Given exercise: Output the material below in its entirety, exactly as given.

Data provided:

########################################

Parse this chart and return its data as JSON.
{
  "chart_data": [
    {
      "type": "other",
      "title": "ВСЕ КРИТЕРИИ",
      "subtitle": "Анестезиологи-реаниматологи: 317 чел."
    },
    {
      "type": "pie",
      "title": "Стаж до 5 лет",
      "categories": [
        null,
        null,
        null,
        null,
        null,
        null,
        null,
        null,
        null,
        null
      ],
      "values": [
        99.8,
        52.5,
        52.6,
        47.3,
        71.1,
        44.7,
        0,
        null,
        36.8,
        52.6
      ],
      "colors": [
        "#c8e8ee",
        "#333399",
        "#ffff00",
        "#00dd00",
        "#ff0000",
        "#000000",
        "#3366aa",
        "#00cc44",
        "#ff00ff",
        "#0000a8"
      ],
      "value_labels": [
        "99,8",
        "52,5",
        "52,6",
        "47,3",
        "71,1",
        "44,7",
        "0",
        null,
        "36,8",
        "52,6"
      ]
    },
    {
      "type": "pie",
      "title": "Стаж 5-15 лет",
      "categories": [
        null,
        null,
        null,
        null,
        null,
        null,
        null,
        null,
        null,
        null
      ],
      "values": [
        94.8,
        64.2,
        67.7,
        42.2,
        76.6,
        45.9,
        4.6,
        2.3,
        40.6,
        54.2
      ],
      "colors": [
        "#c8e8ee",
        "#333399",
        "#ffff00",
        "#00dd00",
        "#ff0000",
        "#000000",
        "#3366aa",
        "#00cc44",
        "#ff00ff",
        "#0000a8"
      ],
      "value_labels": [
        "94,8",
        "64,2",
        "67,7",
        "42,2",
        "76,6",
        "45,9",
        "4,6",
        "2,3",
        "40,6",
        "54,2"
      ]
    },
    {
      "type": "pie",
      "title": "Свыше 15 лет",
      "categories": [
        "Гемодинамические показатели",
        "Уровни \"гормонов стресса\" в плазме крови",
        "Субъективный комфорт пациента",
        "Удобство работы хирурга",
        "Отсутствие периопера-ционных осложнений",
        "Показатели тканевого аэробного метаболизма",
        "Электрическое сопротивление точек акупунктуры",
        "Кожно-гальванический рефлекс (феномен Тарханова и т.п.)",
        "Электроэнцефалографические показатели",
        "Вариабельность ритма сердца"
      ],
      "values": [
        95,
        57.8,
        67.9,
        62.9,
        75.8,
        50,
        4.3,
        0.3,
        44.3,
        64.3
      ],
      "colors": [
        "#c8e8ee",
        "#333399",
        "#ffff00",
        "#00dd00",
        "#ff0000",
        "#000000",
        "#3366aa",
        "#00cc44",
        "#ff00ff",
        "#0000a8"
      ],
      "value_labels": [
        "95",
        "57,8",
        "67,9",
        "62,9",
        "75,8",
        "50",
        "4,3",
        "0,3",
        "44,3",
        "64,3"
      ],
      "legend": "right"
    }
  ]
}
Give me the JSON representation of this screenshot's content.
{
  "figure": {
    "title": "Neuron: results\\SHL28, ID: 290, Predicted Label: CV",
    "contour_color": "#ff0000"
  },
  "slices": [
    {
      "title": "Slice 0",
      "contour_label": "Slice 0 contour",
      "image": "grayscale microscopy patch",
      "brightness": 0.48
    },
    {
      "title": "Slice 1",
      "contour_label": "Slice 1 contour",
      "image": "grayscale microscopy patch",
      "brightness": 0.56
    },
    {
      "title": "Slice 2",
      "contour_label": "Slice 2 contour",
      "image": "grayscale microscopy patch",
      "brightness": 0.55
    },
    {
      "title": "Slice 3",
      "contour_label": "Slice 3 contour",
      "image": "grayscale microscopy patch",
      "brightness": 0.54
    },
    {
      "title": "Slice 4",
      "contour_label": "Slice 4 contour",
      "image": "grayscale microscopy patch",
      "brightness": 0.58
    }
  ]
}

########################################

Result for this exercise:
Parse this chart and return its data as JSON.
{
  "chart_data": [
    {
      "type": "other",
      "title": "ВСЕ КРИТЕРИИ",
      "subtitle": "Анестезиологи-реаниматологи: 317 чел."
    },
    {
      "type": "pie",
      "title": "Стаж до 5 лет",
      "categories": [
        null,
        null,
        null,
        null,
        null,
        null,
        null,
        null,
        null,
        null
      ],
      "values": [
        99.8,
        52.5,
        52.6,
        47.3,
        71.1,
        44.7,
        0,
        null,
        36.8,
        52.6
      ],
      "colors": [
        "#c8e8ee",
        "#333399",
        "#ffff00",
        "#00dd00",
        "#ff0000",
        "#000000",
        "#3366aa",
        "#00cc44",
        "#ff00ff",
        "#0000a8"
      ],
      "value_labels": [
        "99,8",
        "52,5",
        "52,6",
        "47,3",
        "71,1",
        "44,7",
        "0",
        null,
        "36,8",
        "52,6"
      ]
    },
    {
      "type": "pie",
      "title": "Стаж 5-15 лет",
      "categories": [
        null,
        null,
        null,
        null,
        null,
        null,
        null,
        null,
        null,
        null
      ],
      "values": [
        94.8,
        64.2,
        67.7,
        42.2,
        76.6,
        45.9,
        4.6,
        2.3,
        40.6,
        54.2
      ],
      "colors": [
        "#c8e8ee",
        "#333399",
        "#ffff00",
        "#00dd00",
        "#ff0000",
        "#000000",
        "#3366aa",
        "#00cc44",
        "#ff00ff",
        "#0000a8"
      ],
      "value_labels": [
        "94,8",
        "64,2",
        "67,7",
        "42,2",
        "76,6",
        "45,9",
        "4,6",
        "2,3",
        "40,6",
        "54,2"
      ]
    },
    {
      "type": "pie",
      "title": "Свыше 15 лет",
      "categories": [
        "Гемодинамические показатели",
        "Уровни \"гормонов стресса\" в плазме крови",
        "Субъективный комфорт пациента",
        "Удобство работы хирурга",
        "Отсутствие периопера-ционных осложнений",
        "Показатели тканевого аэробного метаболизма",
        "Электрическое сопротивление точек акупунктуры",
        "Кожно-гальванический рефлекс (феномен Тарханова и т.п.)",
        "Электроэнцефалографические показатели",
        "Вариабельность ритма сердца"
      ],
      "values": [
        95,
        57.8,
        67.9,
        62.9,
        75.8,
        50,
        4.3,
        0.3,
        44.3,
        64.3
      ],
      "colors": [
        "#c8e8ee",
        "#333399",
        "#ffff00",
        "#00dd00",
        "#ff0000",
        "#000000",
        "#3366aa",
        "#00cc44",
        "#ff00ff",
        "#0000a8"
      ],
      "value_labels": [
        "95",
        "57,8",
        "67,9",
        "62,9",
        "75,8",
        "50",
        "4,3",
        "0,3",
        "44,3",
        "64,3"
      ],
      "legend": "right"
    }
  ]
}
Give me the JSON representation of this screenshot's content.
{
  "figure": {
    "title": "Neuron: results\\SHL28, ID: 290, Predicted Label: CV",
    "contour_color": "#ff0000"
  },
  "slices": [
    {
      "title": "Slice 0",
      "contour_label": "Slice 0 contour",
      "image": "grayscale microscopy patch",
      "brightness": 0.48
    },
    {
      "title": "Slice 1",
      "contour_label": "Slice 1 contour",
      "image": "grayscale microscopy patch",
      "brightness": 0.56
    },
    {
      "title": "Slice 2",
      "contour_label": "Slice 2 contour",
      "image": "grayscale microscopy patch",
      "brightness": 0.55
    },
    {
      "title": "Slice 3",
      "contour_label": "Slice 3 contour",
      "image": "grayscale microscopy patch",
      "brightness": 0.54
    },
    {
      "title": "Slice 4",
      "contour_label": "Slice 4 contour",
      "image": "grayscale microscopy patch",
      "brightness": 0.58
    }
  ]
}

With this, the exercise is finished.